● Task to complete
Begin at the line with "Convert this document image to plain text." and output every line through the end of the records, exactly as given. Omit pictures.

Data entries
===

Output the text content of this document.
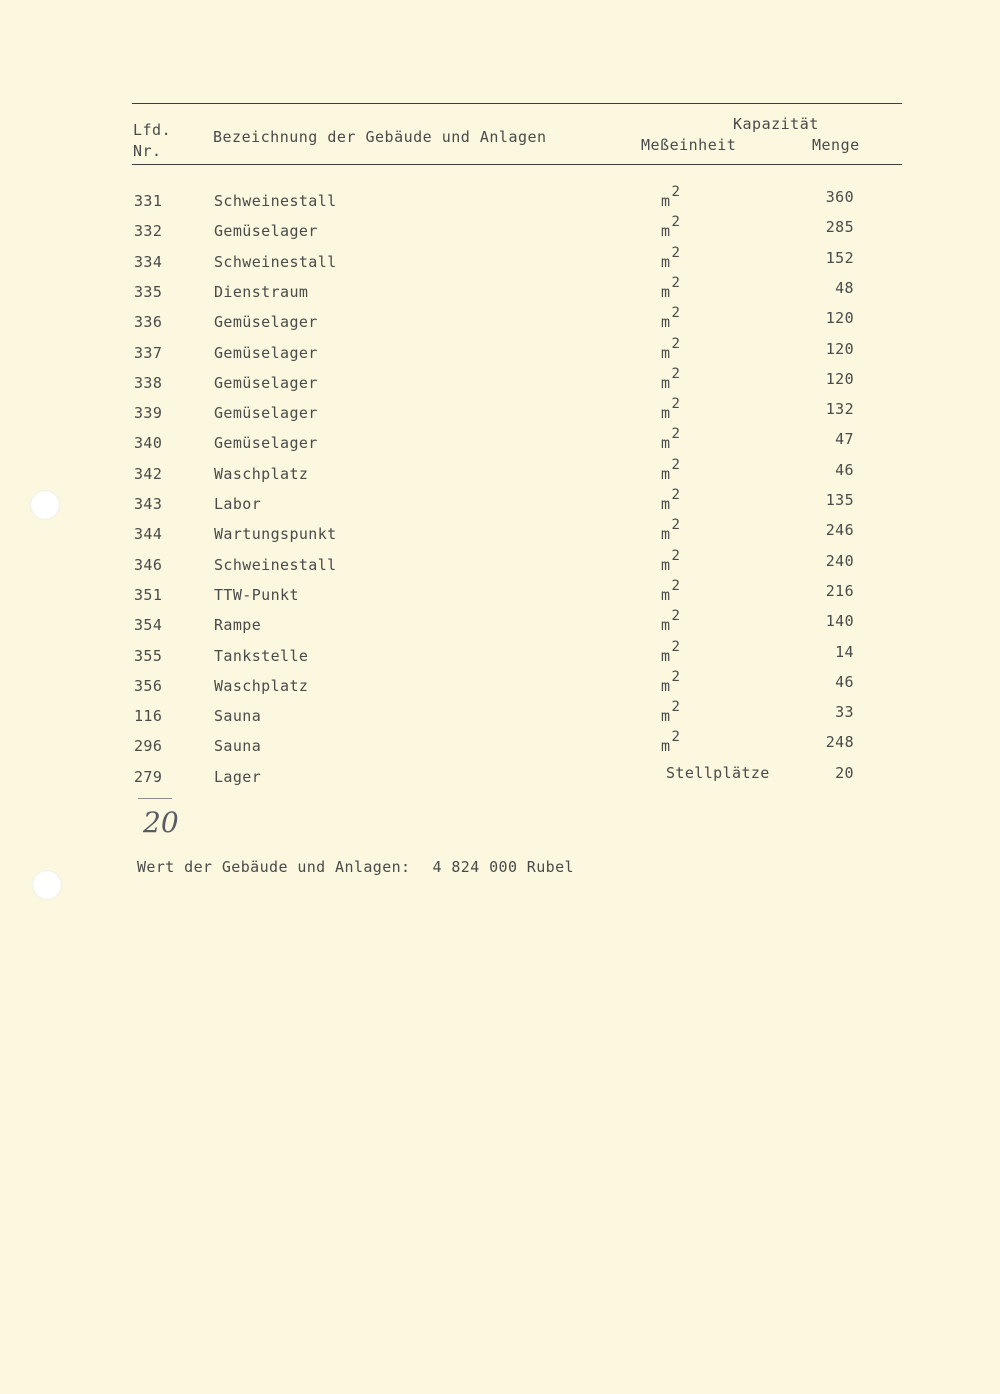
Lfd.
Nr.
Bezeichnung der Gebäude und Anlagen
Kapazität
Meßeinheit	Menge
331	Schweinestall	$m^2$	360
332	Gemüselager	$m^2$	285
334	Schweinestall	$m^2$	152
335	Dienstraum	$m^2$	48
336	Gemüselager	$m^2$	120
337	Gemüselager	$m^2$	120
338	Gemüselager	$m^2$	120
339	Gemüselager	$m^2$	132
340	Gemüselager	$m^2$	47
342	Waschplatz	$m^2$	46
343	Labor	$m^2$	135
344	Wartungspunkt	$m^2$	246
346	Schweinestall	$m^2$	240
351	TTW-Punkt	$m^2$	216
354	Rampe	$m^2$	140
355	Tankstelle	$m^2$	14
356	Waschplatz	$m^2$	46
116	Sauna	$m^2$	33
296	Sauna	$m^2$	248
279	Lager	Stellplätze	20
20
Wert der Gebäude und Anlagen: 4 824 000 Rubel
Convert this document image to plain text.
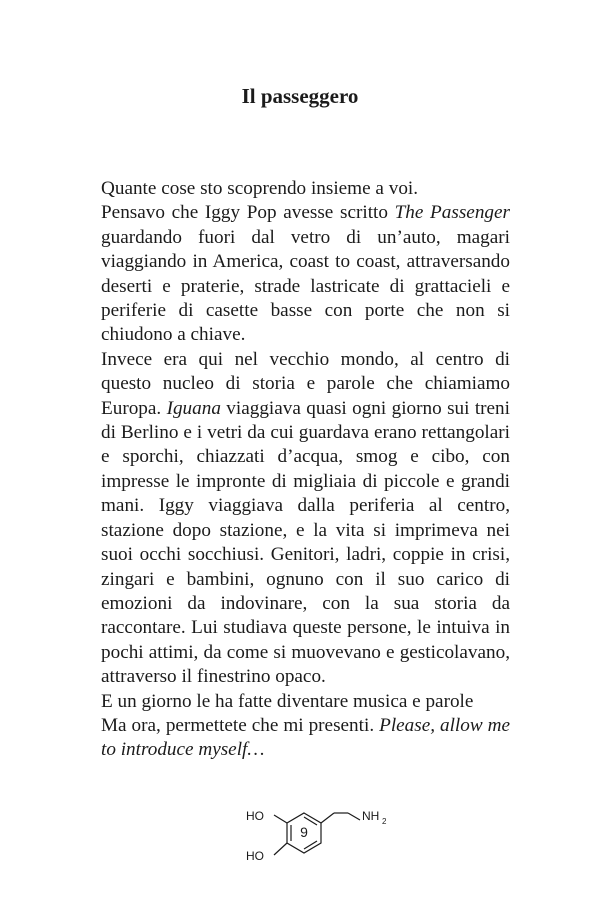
Il passeggero

Quante cose sto scoprendo insieme a voi.

Pensavo che Iggy Pop avesse scritto The Passenger guardando fuori dal vetro di un’auto, magari viaggiando in America, coast to coast, attraversando deserti e praterie, strade lastricate di grattacieli e periferie di casette basse con porte che non si chiudono a chiave.

Invece era qui nel vecchio mondo, al centro di questo nucleo di storia e parole che chiamiamo Europa. Iguana viaggiava quasi ogni giorno sui treni di Berlino e i vetri da cui guardava erano rettangolari e sporchi, chiazzati d’acqua, smog e cibo, con impresse le impronte di migliaia di piccole e grandi mani. Iggy viaggiava dalla periferia al centro, stazione dopo stazione, e la vita si imprimeva nei suoi occhi socchiusi. Genitori, ladri, coppie in crisi, zingari e bambini, ognuno con il suo carico di emozioni da indovinare, con la sua storia da raccontare. Lui studiava queste persone, le intuiva in pochi attimi, da come si muovevano e gesticolavano, attraverso il finestrino opaco.

E un giorno le ha fatte diventare musica e parole

Ma ora, permettete che mi presenti. Please, allow me to introduce myself…

HO
HO
NH 2
9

===

● Output of the task
Convert this document image to plain text.
Il passeggero

Quante cose sto scoprendo insieme a voi.

Pensavo che Iggy Pop avesse scritto The Passenger guardando fuori dal vetro di un’auto, magari viaggiando in America, coast to coast, attraversando deserti e praterie, strade lastricate di grattacieli e periferie di casette basse con porte che non si chiudono a chiave.

Invece era qui nel vecchio mondo, al centro di questo nucleo di storia e parole che chiamiamo Europa. Iguana viaggiava quasi ogni giorno sui treni di Berlino e i vetri da cui guardava erano rettangolari e sporchi, chiazzati d’acqua, smog e cibo, con impresse le impronte di migliaia di piccole e grandi mani. Iggy viaggiava dalla periferia al centro, stazione dopo stazione, e la vita si imprimeva nei suoi occhi socchiusi. Genitori, ladri, coppie in crisi, zingari e bambini, ognuno con il suo carico di emozioni da indovinare, con la sua storia da raccontare. Lui studiava queste persone, le intuiva in pochi attimi, da come si muovevano e gesticolavano, attraverso il finestrino opaco.

E un giorno le ha fatte diventare musica e parole

Ma ora, permettete che mi presenti. Please, allow me to introduce myself…

HO
HO
NH 2
9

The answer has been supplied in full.